Start of Records for processing
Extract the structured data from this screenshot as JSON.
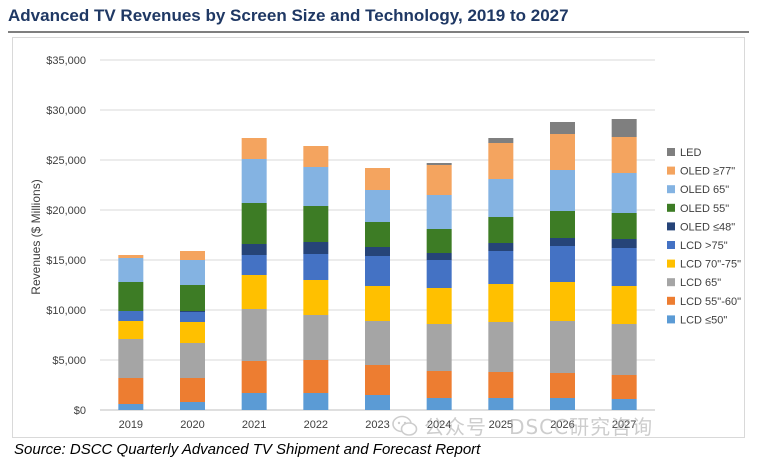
{
  "title": "Advanced TV Revenues by Screen Size and Technology, 2019 to 2027",
  "source": "Source: DSCC Quarterly Advanced TV Shipment and Forecast Report",
  "watermark": "公众号 · DSCC研究咨询",
  "chart_data": {
    "type": "bar",
    "stacked": true,
    "title": "",
    "xlabel": "",
    "ylabel": "Revenues ($ Millions)",
    "ylim": [
      0,
      35000
    ],
    "yticks": [
      "$0",
      "$5,000",
      "$10,000",
      "$15,000",
      "$20,000",
      "$25,000",
      "$30,000",
      "$35,000"
    ],
    "grid": true,
    "legend_position": "right",
    "categories": [
      "2019",
      "2020",
      "2021",
      "2022",
      "2023",
      "2024",
      "2025",
      "2026",
      "2027"
    ],
    "series": [
      {
        "name": "LCD  ≤50\"",
        "color": "#5b9bd5",
        "values": [
          600,
          800,
          1700,
          1700,
          1500,
          1200,
          1200,
          1200,
          1100
        ]
      },
      {
        "name": "LCD 55\"-60\"",
        "color": "#ed7d31",
        "values": [
          2600,
          2400,
          3200,
          3300,
          3000,
          2700,
          2600,
          2500,
          2400
        ]
      },
      {
        "name": "LCD 65\"",
        "color": "#a5a5a5",
        "values": [
          3900,
          3500,
          5200,
          4500,
          4400,
          4700,
          5000,
          5200,
          5100
        ]
      },
      {
        "name": "LCD 70\"-75\"",
        "color": "#ffc000",
        "values": [
          1800,
          2100,
          3400,
          3500,
          3500,
          3600,
          3800,
          3900,
          3800
        ]
      },
      {
        "name": "LCD >75\"",
        "color": "#4472c4",
        "values": [
          1000,
          1000,
          2000,
          2600,
          3000,
          2800,
          3300,
          3600,
          3800
        ]
      },
      {
        "name": "OLED  ≤48\"",
        "color": "#264478",
        "values": [
          0,
          100,
          1100,
          1200,
          900,
          700,
          800,
          800,
          900
        ]
      },
      {
        "name": "OLED 55\"",
        "color": "#3d7c25",
        "values": [
          2900,
          2600,
          4100,
          3600,
          2500,
          2400,
          2600,
          2700,
          2600
        ]
      },
      {
        "name": "OLED 65\"",
        "color": "#84b3e2",
        "values": [
          2400,
          2500,
          4400,
          3900,
          3200,
          3400,
          3800,
          4100,
          4000
        ]
      },
      {
        "name": "OLED ≥77\"",
        "color": "#f4a45f",
        "values": [
          300,
          900,
          2100,
          2100,
          2200,
          3000,
          3600,
          3600,
          3600
        ]
      },
      {
        "name": "LED",
        "color": "#7f7f7f",
        "values": [
          0,
          0,
          0,
          0,
          0,
          200,
          500,
          1200,
          1800
        ]
      }
    ]
  }
}
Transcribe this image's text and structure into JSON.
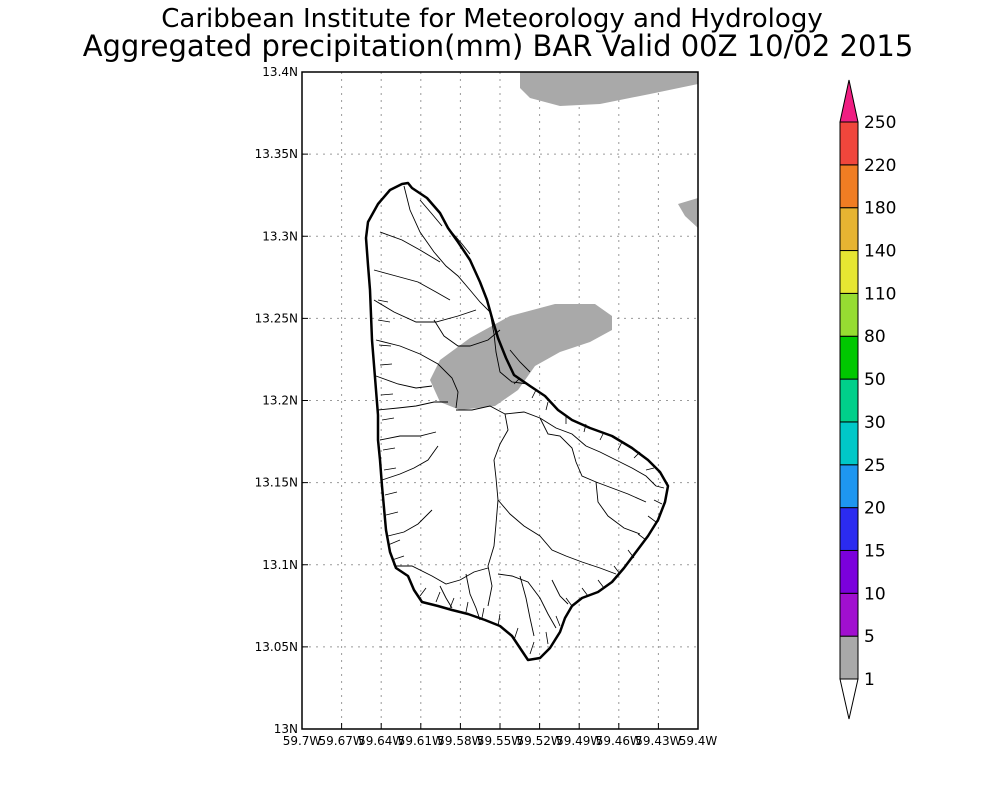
{
  "titles": {
    "line1": "Caribbean Institute for Meteorology and Hydrology",
    "line2": "Aggregated precipitation(mm) BAR Valid 00Z 10/02 2015"
  },
  "map": {
    "lon_range": [
      -59.7,
      -59.4
    ],
    "lat_range": [
      13.0,
      13.4
    ],
    "grid": true,
    "x_tick_labels": [
      "59.7W",
      "59.67W",
      "59.64W",
      "59.61W",
      "59.58W",
      "59.55W",
      "59.52W",
      "59.49W",
      "59.46W",
      "59.43W",
      "59.4W"
    ],
    "y_tick_labels": [
      "13N",
      "13.05N",
      "13.1N",
      "13.15N",
      "13.2N",
      "13.25N",
      "13.3N",
      "13.35N",
      "13.4N"
    ],
    "precip_areas_mm": "1-5"
  },
  "colorbar": {
    "labels": [
      "1",
      "5",
      "10",
      "15",
      "20",
      "25",
      "30",
      "50",
      "80",
      "110",
      "140",
      "180",
      "220",
      "250"
    ],
    "colors": [
      "#a9a9a9",
      "#a10fcf",
      "#7b00dc",
      "#2b2bf0",
      "#1e96f0",
      "#00c8c8",
      "#00d08a",
      "#00c800",
      "#96dc32",
      "#e6e632",
      "#e6b432",
      "#f07d23",
      "#f0463c",
      "#f01e82"
    ],
    "under_color": "#ffffff",
    "over_color": "#f01e82"
  }
}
End of Records for processing
What is needed is an exact reproduction of the data, pictures excluded.

- [Exercise result]
Extract the structured data from this screenshot as JSON.
{
  "title": "Advanced TV Revenues by Screen Size and Technology, 2019 to 2027",
  "source": "Source: DSCC Quarterly Advanced TV Shipment and Forecast Report",
  "watermark": "公众号 · DSCC研究咨询",
  "chart_data": {
    "type": "bar",
    "stacked": true,
    "title": "",
    "xlabel": "",
    "ylabel": "Revenues ($ Millions)",
    "ylim": [
      0,
      35000
    ],
    "yticks": [
      "$0",
      "$5,000",
      "$10,000",
      "$15,000",
      "$20,000",
      "$25,000",
      "$30,000",
      "$35,000"
    ],
    "grid": true,
    "legend_position": "right",
    "categories": [
      "2019",
      "2020",
      "2021",
      "2022",
      "2023",
      "2024",
      "2025",
      "2026",
      "2027"
    ],
    "series": [
      {
        "name": "LCD  ≤50\"",
        "color": "#5b9bd5",
        "values": [
          600,
          800,
          1700,
          1700,
          1500,
          1200,
          1200,
          1200,
          1100
        ]
      },
      {
        "name": "LCD 55\"-60\"",
        "color": "#ed7d31",
        "values": [
          2600,
          2400,
          3200,
          3300,
          3000,
          2700,
          2600,
          2500,
          2400
        ]
      },
      {
        "name": "LCD 65\"",
        "color": "#a5a5a5",
        "values": [
          3900,
          3500,
          5200,
          4500,
          4400,
          4700,
          5000,
          5200,
          5100
        ]
      },
      {
        "name": "LCD 70\"-75\"",
        "color": "#ffc000",
        "values": [
          1800,
          2100,
          3400,
          3500,
          3500,
          3600,
          3800,
          3900,
          3800
        ]
      },
      {
        "name": "LCD >75\"",
        "color": "#4472c4",
        "values": [
          1000,
          1000,
          2000,
          2600,
          3000,
          2800,
          3300,
          3600,
          3800
        ]
      },
      {
        "name": "OLED  ≤48\"",
        "color": "#264478",
        "values": [
          0,
          100,
          1100,
          1200,
          900,
          700,
          800,
          800,
          900
        ]
      },
      {
        "name": "OLED 55\"",
        "color": "#3d7c25",
        "values": [
          2900,
          2600,
          4100,
          3600,
          2500,
          2400,
          2600,
          2700,
          2600
        ]
      },
      {
        "name": "OLED 65\"",
        "color": "#84b3e2",
        "values": [
          2400,
          2500,
          4400,
          3900,
          3200,
          3400,
          3800,
          4100,
          4000
        ]
      },
      {
        "name": "OLED ≥77\"",
        "color": "#f4a45f",
        "values": [
          300,
          900,
          2100,
          2100,
          2200,
          3000,
          3600,
          3600,
          3600
        ]
      },
      {
        "name": "LED",
        "color": "#7f7f7f",
        "values": [
          0,
          0,
          0,
          0,
          0,
          200,
          500,
          1200,
          1800
        ]
      }
    ]
  }
}
Transcribe this image's text and structure into JSON.
{
  "titles": {
    "line1": "Caribbean Institute for Meteorology and Hydrology",
    "line2": "Aggregated precipitation(mm) BAR Valid 00Z 10/02 2015"
  },
  "map": {
    "lon_range": [
      -59.7,
      -59.4
    ],
    "lat_range": [
      13.0,
      13.4
    ],
    "grid": true,
    "x_tick_labels": [
      "59.7W",
      "59.67W",
      "59.64W",
      "59.61W",
      "59.58W",
      "59.55W",
      "59.52W",
      "59.49W",
      "59.46W",
      "59.43W",
      "59.4W"
    ],
    "y_tick_labels": [
      "13N",
      "13.05N",
      "13.1N",
      "13.15N",
      "13.2N",
      "13.25N",
      "13.3N",
      "13.35N",
      "13.4N"
    ],
    "precip_areas_mm": "1-5"
  },
  "colorbar": {
    "labels": [
      "1",
      "5",
      "10",
      "15",
      "20",
      "25",
      "30",
      "50",
      "80",
      "110",
      "140",
      "180",
      "220",
      "250"
    ],
    "colors": [
      "#a9a9a9",
      "#a10fcf",
      "#7b00dc",
      "#2b2bf0",
      "#1e96f0",
      "#00c8c8",
      "#00d08a",
      "#00c800",
      "#96dc32",
      "#e6e632",
      "#e6b432",
      "#f07d23",
      "#f0463c",
      "#f01e82"
    ],
    "under_color": "#ffffff",
    "over_color": "#f01e82"
  }
}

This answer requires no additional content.